--- start ---
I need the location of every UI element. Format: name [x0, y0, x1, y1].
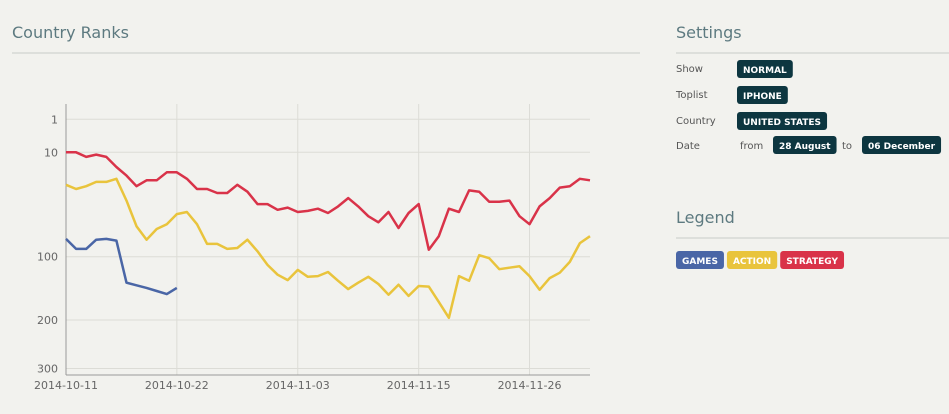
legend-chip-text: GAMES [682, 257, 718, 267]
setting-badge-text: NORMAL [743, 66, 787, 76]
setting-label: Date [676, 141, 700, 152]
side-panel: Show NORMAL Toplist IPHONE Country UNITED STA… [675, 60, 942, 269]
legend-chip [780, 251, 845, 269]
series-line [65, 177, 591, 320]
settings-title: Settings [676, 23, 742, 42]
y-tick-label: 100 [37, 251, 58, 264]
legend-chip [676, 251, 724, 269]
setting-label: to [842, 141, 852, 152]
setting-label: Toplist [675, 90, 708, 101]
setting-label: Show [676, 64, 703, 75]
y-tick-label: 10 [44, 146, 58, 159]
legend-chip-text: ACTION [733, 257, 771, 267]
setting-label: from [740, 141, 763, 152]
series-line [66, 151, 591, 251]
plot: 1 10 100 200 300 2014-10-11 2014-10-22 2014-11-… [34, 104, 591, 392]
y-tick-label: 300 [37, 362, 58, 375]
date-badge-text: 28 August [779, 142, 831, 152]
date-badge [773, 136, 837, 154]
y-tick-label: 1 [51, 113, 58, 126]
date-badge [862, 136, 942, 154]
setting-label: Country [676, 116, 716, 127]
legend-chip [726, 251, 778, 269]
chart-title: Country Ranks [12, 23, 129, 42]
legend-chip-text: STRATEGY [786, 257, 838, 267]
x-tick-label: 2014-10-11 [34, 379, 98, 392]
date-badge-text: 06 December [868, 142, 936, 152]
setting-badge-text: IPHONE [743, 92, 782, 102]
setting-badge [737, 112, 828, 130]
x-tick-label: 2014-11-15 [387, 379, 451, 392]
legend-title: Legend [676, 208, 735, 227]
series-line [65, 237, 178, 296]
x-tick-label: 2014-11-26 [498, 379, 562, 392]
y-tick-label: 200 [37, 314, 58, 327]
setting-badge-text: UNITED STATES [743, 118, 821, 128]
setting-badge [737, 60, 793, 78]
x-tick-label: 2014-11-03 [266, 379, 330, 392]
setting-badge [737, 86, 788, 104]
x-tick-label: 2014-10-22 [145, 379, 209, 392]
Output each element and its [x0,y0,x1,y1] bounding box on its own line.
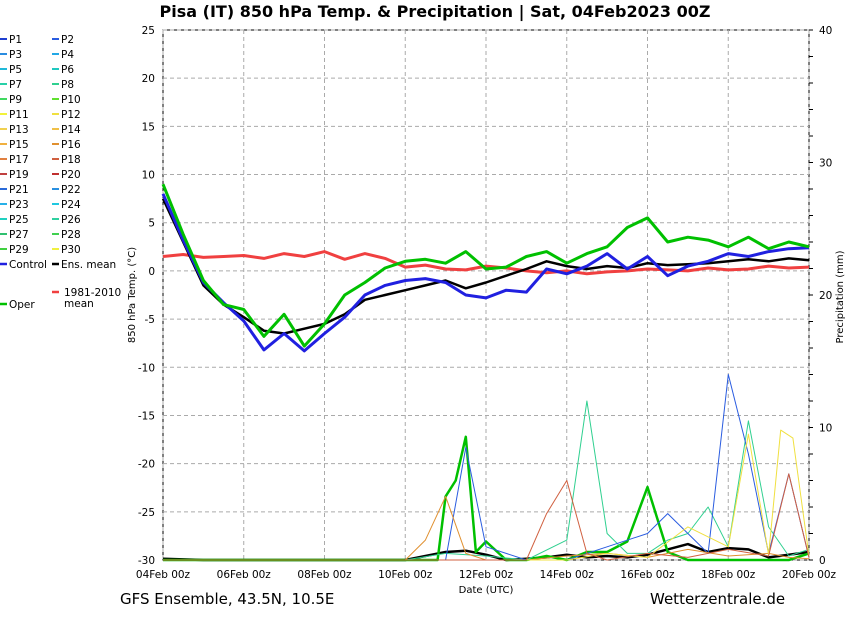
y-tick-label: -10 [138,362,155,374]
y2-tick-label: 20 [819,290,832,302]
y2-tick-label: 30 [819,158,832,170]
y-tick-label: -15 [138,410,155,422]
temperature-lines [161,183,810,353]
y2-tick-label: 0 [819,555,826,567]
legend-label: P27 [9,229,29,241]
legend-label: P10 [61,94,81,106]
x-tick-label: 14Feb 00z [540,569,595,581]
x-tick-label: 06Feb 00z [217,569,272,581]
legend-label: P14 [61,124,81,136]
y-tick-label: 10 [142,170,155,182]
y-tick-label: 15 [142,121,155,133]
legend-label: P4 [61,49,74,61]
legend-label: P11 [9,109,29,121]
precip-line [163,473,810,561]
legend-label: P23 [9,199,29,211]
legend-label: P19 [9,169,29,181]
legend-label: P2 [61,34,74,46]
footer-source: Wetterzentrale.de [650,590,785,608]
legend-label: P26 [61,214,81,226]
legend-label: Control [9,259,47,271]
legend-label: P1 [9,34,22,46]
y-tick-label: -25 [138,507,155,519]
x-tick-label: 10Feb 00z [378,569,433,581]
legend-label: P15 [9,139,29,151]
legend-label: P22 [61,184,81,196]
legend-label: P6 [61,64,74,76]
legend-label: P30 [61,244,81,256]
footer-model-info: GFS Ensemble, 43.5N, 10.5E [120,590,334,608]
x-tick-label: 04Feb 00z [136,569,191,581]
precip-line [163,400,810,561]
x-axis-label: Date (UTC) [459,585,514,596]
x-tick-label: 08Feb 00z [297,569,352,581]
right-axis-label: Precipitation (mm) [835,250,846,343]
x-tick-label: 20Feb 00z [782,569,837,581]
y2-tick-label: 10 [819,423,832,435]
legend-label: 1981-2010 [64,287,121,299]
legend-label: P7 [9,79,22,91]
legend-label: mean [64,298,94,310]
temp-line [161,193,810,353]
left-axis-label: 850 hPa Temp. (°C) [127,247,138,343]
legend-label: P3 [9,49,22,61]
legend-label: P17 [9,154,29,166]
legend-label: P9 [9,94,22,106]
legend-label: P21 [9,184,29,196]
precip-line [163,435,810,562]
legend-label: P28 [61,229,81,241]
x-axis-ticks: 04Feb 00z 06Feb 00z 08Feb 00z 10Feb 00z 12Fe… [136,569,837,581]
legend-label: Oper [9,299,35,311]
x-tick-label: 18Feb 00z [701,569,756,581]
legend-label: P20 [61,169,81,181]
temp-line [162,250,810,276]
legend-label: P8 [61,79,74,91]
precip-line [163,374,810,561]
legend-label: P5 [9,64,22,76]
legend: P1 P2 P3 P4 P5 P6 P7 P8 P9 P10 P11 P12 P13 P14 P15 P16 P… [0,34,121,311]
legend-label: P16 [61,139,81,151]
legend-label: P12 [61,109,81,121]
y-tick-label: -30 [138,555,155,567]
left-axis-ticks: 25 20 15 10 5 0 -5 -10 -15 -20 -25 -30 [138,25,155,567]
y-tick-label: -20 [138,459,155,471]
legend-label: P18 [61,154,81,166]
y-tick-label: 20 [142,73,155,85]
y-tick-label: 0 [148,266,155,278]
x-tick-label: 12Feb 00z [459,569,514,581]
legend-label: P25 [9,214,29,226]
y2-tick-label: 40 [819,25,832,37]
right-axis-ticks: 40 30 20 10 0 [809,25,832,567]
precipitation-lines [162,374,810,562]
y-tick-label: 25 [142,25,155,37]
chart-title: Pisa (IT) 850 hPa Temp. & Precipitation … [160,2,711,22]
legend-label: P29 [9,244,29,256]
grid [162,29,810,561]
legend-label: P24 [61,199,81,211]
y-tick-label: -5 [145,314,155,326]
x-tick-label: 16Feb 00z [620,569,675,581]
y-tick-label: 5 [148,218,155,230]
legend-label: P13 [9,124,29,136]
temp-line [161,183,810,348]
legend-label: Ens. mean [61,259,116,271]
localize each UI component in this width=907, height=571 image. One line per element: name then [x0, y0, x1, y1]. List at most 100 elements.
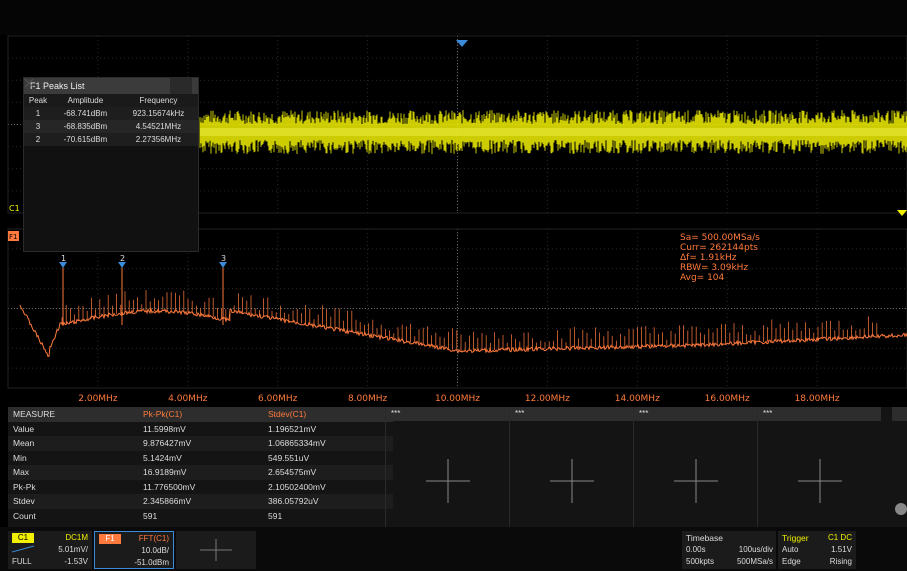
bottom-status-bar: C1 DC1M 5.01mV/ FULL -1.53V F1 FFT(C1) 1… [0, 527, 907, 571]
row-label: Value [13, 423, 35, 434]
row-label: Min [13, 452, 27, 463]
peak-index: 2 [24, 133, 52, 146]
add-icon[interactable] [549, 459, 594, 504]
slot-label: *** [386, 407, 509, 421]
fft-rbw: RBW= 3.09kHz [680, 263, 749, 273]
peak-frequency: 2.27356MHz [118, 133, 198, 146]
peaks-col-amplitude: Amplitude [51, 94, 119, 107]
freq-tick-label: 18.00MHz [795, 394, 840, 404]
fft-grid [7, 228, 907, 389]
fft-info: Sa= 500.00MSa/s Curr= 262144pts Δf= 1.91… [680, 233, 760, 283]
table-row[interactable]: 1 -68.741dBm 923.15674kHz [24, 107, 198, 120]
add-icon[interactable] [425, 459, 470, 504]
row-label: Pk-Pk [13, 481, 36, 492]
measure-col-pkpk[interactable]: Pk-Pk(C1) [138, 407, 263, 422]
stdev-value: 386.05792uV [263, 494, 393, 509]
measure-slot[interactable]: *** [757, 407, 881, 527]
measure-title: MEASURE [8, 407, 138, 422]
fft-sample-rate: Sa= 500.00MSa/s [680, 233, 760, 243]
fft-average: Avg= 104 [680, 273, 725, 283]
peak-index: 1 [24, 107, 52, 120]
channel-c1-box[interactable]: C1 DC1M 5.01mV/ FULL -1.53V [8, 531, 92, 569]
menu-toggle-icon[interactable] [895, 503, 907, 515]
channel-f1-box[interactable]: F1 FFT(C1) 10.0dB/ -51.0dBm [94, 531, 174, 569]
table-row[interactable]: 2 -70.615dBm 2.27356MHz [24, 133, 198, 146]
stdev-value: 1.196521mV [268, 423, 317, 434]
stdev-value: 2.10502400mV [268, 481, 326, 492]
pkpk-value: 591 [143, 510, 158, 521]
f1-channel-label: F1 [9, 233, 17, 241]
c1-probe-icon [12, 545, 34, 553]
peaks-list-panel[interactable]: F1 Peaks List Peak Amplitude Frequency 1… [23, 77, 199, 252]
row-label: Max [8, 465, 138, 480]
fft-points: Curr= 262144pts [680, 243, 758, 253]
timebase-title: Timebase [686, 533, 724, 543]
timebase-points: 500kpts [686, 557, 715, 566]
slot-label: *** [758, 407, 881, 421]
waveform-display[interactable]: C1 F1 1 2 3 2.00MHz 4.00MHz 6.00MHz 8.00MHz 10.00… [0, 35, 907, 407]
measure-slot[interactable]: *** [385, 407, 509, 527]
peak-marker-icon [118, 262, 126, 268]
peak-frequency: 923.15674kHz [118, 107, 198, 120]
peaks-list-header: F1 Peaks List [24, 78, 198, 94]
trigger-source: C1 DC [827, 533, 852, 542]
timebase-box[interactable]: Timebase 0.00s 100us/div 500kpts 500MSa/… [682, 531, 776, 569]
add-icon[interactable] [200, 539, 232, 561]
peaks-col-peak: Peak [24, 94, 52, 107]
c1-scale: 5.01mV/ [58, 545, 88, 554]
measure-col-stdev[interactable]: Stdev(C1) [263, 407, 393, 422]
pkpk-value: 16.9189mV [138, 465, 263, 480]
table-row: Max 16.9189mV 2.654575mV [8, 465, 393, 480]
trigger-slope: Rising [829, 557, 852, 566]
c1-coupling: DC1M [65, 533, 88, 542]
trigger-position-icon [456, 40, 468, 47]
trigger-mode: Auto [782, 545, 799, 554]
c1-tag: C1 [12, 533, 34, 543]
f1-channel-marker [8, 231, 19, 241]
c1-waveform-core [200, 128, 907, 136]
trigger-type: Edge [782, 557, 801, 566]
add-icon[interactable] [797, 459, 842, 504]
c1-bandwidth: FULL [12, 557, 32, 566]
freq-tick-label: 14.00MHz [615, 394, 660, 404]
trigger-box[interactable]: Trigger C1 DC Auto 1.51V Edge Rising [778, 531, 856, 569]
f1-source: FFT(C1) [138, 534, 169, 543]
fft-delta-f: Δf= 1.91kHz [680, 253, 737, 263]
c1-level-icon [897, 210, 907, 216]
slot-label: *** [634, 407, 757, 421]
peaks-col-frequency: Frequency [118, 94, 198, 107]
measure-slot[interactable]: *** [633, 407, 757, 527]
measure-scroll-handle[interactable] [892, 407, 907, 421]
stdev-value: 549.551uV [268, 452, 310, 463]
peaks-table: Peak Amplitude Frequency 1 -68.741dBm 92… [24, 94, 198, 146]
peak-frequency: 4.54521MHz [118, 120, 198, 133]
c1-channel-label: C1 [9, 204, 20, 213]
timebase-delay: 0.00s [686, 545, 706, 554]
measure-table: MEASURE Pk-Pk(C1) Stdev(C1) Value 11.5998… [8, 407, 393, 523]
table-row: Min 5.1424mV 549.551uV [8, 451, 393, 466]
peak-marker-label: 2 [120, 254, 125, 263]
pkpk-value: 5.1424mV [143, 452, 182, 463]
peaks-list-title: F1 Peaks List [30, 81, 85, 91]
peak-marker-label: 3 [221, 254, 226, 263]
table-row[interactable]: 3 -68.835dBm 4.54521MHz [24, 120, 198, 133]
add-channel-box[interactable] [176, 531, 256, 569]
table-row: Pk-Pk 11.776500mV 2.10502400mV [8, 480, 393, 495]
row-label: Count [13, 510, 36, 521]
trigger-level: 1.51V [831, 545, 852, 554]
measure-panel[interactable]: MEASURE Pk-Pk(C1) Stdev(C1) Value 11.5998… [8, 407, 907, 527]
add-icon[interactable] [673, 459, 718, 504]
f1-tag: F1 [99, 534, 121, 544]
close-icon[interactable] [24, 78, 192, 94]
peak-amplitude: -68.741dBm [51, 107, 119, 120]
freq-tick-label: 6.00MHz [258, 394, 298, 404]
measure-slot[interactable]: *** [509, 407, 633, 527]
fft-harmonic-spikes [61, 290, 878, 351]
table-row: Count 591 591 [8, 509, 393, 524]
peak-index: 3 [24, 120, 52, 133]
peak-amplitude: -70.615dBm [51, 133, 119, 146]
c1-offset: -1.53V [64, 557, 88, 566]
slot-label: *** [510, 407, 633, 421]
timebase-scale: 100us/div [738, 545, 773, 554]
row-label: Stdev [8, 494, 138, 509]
--- end ---
▸ What is asked
Retype the lines above, starting with the line with "bottom-status-bar: C1 DC1M" and going on through the line with "peaks-col-amplitude: Amplitude [51, 94, 119, 107]", with each one copied exactly.

▸ Answer to this task
bottom-status-bar: C1 DC1M 5.01mV/ FULL -1.53V F1 FFT(C1) 1… [0, 527, 907, 571]
row-label: Value [13, 423, 35, 434]
row-label: Min [13, 452, 27, 463]
peak-index: 2 [24, 133, 52, 146]
add-icon[interactable] [549, 459, 594, 504]
slot-label: *** [386, 407, 509, 421]
fft-rbw: RBW= 3.09kHz [680, 263, 749, 273]
peak-frequency: 2.27356MHz [118, 133, 198, 146]
peaks-col-amplitude: Amplitude [51, 94, 119, 107]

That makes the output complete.